• Your objective: Without altering anything, repeat each of the records.

• Figure collection entries:
******
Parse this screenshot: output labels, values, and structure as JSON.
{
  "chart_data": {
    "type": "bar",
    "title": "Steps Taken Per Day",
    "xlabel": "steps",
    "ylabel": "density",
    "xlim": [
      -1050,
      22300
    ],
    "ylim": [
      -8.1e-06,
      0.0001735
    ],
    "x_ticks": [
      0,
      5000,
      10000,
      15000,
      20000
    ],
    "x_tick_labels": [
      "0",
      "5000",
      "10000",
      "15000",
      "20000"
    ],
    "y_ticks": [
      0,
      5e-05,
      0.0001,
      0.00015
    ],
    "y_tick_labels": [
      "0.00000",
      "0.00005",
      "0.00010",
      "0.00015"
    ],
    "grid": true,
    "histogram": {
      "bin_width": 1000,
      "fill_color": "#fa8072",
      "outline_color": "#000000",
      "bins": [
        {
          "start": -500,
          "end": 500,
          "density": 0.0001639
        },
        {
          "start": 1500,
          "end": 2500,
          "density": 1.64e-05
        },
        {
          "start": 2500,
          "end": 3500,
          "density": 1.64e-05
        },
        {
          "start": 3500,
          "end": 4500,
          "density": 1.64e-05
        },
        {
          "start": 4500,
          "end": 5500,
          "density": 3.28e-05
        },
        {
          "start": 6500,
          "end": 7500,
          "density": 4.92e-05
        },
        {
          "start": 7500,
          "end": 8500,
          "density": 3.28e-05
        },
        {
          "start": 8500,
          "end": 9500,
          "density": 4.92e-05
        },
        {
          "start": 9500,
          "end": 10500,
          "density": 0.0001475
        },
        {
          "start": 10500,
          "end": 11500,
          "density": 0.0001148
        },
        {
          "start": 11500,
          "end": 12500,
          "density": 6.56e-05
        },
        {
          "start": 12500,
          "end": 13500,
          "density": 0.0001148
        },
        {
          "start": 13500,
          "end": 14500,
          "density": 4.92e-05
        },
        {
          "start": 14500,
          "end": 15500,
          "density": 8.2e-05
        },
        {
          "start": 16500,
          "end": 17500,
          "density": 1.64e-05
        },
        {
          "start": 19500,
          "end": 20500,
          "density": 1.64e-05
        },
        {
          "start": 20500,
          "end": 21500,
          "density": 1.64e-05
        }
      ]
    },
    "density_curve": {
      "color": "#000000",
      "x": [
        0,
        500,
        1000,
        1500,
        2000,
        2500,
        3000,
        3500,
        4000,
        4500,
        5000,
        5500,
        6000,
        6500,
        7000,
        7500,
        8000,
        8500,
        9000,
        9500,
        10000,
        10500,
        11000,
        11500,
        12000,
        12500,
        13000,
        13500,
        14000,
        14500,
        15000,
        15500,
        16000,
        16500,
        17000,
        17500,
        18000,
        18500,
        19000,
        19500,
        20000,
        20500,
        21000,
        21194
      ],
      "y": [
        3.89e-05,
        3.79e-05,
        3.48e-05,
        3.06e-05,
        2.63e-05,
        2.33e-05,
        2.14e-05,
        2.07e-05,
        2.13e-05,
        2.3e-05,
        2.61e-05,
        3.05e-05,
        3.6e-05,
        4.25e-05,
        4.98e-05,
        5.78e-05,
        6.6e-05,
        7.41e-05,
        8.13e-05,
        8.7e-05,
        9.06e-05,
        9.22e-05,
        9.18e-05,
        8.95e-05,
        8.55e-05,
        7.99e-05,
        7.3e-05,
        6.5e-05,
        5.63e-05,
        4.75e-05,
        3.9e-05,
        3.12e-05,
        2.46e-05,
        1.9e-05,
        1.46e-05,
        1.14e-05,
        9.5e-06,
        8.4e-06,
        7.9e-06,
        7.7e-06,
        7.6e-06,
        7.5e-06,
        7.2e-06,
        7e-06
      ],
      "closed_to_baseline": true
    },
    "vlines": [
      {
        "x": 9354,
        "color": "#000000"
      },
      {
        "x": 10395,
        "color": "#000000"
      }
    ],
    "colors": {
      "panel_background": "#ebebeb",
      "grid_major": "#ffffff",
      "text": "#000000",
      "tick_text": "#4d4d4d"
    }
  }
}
******
• The reply:
Parse this screenshot: output labels, values, and structure as JSON.
{
  "chart_data": {
    "type": "bar",
    "title": "Steps Taken Per Day",
    "xlabel": "steps",
    "ylabel": "density",
    "xlim": [
      -1050,
      22300
    ],
    "ylim": [
      -8.1e-06,
      0.0001735
    ],
    "x_ticks": [
      0,
      5000,
      10000,
      15000,
      20000
    ],
    "x_tick_labels": [
      "0",
      "5000",
      "10000",
      "15000",
      "20000"
    ],
    "y_ticks": [
      0,
      5e-05,
      0.0001,
      0.00015
    ],
    "y_tick_labels": [
      "0.00000",
      "0.00005",
      "0.00010",
      "0.00015"
    ],
    "grid": true,
    "histogram": {
      "bin_width": 1000,
      "fill_color": "#fa8072",
      "outline_color": "#000000",
      "bins": [
        {
          "start": -500,
          "end": 500,
          "density": 0.0001639
        },
        {
          "start": 1500,
          "end": 2500,
          "density": 1.64e-05
        },
        {
          "start": 2500,
          "end": 3500,
          "density": 1.64e-05
        },
        {
          "start": 3500,
          "end": 4500,
          "density": 1.64e-05
        },
        {
          "start": 4500,
          "end": 5500,
          "density": 3.28e-05
        },
        {
          "start": 6500,
          "end": 7500,
          "density": 4.92e-05
        },
        {
          "start": 7500,
          "end": 8500,
          "density": 3.28e-05
        },
        {
          "start": 8500,
          "end": 9500,
          "density": 4.92e-05
        },
        {
          "start": 9500,
          "end": 10500,
          "density": 0.0001475
        },
        {
          "start": 10500,
          "end": 11500,
          "density": 0.0001148
        },
        {
          "start": 11500,
          "end": 12500,
          "density": 6.56e-05
        },
        {
          "start": 12500,
          "end": 13500,
          "density": 0.0001148
        },
        {
          "start": 13500,
          "end": 14500,
          "density": 4.92e-05
        },
        {
          "start": 14500,
          "end": 15500,
          "density": 8.2e-05
        },
        {
          "start": 16500,
          "end": 17500,
          "density": 1.64e-05
        },
        {
          "start": 19500,
          "end": 20500,
          "density": 1.64e-05
        },
        {
          "start": 20500,
          "end": 21500,
          "density": 1.64e-05
        }
      ]
    },
    "density_curve": {
      "color": "#000000",
      "x": [
        0,
        500,
        1000,
        1500,
        2000,
        2500,
        3000,
        3500,
        4000,
        4500,
        5000,
        5500,
        6000,
        6500,
        7000,
        7500,
        8000,
        8500,
        9000,
        9500,
        10000,
        10500,
        11000,
        11500,
        12000,
        12500,
        13000,
        13500,
        14000,
        14500,
        15000,
        15500,
        16000,
        16500,
        17000,
        17500,
        18000,
        18500,
        19000,
        19500,
        20000,
        20500,
        21000,
        21194
      ],
      "y": [
        3.89e-05,
        3.79e-05,
        3.48e-05,
        3.06e-05,
        2.63e-05,
        2.33e-05,
        2.14e-05,
        2.07e-05,
        2.13e-05,
        2.3e-05,
        2.61e-05,
        3.05e-05,
        3.6e-05,
        4.25e-05,
        4.98e-05,
        5.78e-05,
        6.6e-05,
        7.41e-05,
        8.13e-05,
        8.7e-05,
        9.06e-05,
        9.22e-05,
        9.18e-05,
        8.95e-05,
        8.55e-05,
        7.99e-05,
        7.3e-05,
        6.5e-05,
        5.63e-05,
        4.75e-05,
        3.9e-05,
        3.12e-05,
        2.46e-05,
        1.9e-05,
        1.46e-05,
        1.14e-05,
        9.5e-06,
        8.4e-06,
        7.9e-06,
        7.7e-06,
        7.6e-06,
        7.5e-06,
        7.2e-06,
        7e-06
      ],
      "closed_to_baseline": true
    },
    "vlines": [
      {
        "x": 9354,
        "color": "#000000"
      },
      {
        "x": 10395,
        "color": "#000000"
      }
    ],
    "colors": {
      "panel_background": "#ebebeb",
      "grid_major": "#ffffff",
      "text": "#000000",
      "tick_text": "#4d4d4d"
    }
  }
}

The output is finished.